• [Raw records]
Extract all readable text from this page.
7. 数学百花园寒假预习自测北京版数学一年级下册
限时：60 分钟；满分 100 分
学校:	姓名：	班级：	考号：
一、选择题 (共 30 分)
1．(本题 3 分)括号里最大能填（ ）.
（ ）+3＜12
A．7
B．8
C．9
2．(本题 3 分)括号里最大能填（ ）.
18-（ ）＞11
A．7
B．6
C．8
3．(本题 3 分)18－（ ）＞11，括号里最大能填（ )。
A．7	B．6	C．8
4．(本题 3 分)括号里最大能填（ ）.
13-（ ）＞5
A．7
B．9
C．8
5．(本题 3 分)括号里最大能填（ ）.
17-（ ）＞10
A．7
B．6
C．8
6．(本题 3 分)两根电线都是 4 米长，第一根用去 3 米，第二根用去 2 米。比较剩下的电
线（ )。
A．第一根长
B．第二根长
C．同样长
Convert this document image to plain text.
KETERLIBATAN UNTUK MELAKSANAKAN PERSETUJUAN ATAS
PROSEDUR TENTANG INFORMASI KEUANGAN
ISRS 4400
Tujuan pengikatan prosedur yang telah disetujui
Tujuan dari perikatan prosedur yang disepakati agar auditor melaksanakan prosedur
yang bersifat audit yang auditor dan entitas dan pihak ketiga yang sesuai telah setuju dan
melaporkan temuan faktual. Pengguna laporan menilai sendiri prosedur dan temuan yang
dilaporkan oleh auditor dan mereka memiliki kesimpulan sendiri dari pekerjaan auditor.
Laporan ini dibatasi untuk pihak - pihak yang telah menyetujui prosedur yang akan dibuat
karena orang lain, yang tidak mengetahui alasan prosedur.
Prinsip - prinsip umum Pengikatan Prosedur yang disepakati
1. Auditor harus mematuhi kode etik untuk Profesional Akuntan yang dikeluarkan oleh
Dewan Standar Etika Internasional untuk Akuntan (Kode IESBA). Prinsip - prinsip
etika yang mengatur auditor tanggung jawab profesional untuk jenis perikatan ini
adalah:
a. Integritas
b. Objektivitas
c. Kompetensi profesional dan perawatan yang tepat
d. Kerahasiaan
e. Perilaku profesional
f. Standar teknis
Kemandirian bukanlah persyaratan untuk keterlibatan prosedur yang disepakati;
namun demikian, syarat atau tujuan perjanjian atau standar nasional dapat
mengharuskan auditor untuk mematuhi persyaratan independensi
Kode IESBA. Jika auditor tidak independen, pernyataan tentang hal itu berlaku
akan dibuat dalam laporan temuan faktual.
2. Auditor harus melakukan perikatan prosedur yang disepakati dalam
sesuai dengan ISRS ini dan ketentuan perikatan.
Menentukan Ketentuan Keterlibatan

• [Task requirements]
Write the data from above out again, exactly.

• [The response]
Extract all readable text from this page.
7. 数学百花园寒假预习自测北京版数学一年级下册
限时：60 分钟；满分 100 分
学校:	姓名：	班级：	考号：
一、选择题 (共 30 分)
1．(本题 3 分)括号里最大能填（ ）.
（ ）+3＜12
A．7
B．8
C．9
2．(本题 3 分)括号里最大能填（ ）.
18-（ ）＞11
A．7
B．6
C．8
3．(本题 3 分)18－（ ）＞11，括号里最大能填（ )。
A．7	B．6	C．8
4．(本题 3 分)括号里最大能填（ ）.
13-（ ）＞5
A．7
B．9
C．8
5．(本题 3 分)括号里最大能填（ ）.
17-（ ）＞10
A．7
B．6
C．8
6．(本题 3 分)两根电线都是 4 米长，第一根用去 3 米，第二根用去 2 米。比较剩下的电
线（ )。
A．第一根长
B．第二根长
C．同样长
Convert this document image to plain text.
KETERLIBATAN UNTUK MELAKSANAKAN PERSETUJUAN ATAS
PROSEDUR TENTANG INFORMASI KEUANGAN
ISRS 4400
Tujuan pengikatan prosedur yang telah disetujui
Tujuan dari perikatan prosedur yang disepakati agar auditor melaksanakan prosedur
yang bersifat audit yang auditor dan entitas dan pihak ketiga yang sesuai telah setuju dan
melaporkan temuan faktual. Pengguna laporan menilai sendiri prosedur dan temuan yang
dilaporkan oleh auditor dan mereka memiliki kesimpulan sendiri dari pekerjaan auditor.
Laporan ini dibatasi untuk pihak - pihak yang telah menyetujui prosedur yang akan dibuat
karena orang lain, yang tidak mengetahui alasan prosedur.
Prinsip - prinsip umum Pengikatan Prosedur yang disepakati
1. Auditor harus mematuhi kode etik untuk Profesional Akuntan yang dikeluarkan oleh
Dewan Standar Etika Internasional untuk Akuntan (Kode IESBA). Prinsip - prinsip
etika yang mengatur auditor tanggung jawab profesional untuk jenis perikatan ini
adalah:
a. Integritas
b. Objektivitas
c. Kompetensi profesional dan perawatan yang tepat
d. Kerahasiaan
e. Perilaku profesional
f. Standar teknis
Kemandirian bukanlah persyaratan untuk keterlibatan prosedur yang disepakati;
namun demikian, syarat atau tujuan perjanjian atau standar nasional dapat
mengharuskan auditor untuk mematuhi persyaratan independensi
Kode IESBA. Jika auditor tidak independen, pernyataan tentang hal itu berlaku
akan dibuat dalam laporan temuan faktual.
2. Auditor harus melakukan perikatan prosedur yang disepakati dalam
sesuai dengan ISRS ini dan ketentuan perikatan.
Menentukan Ketentuan Keterlibatan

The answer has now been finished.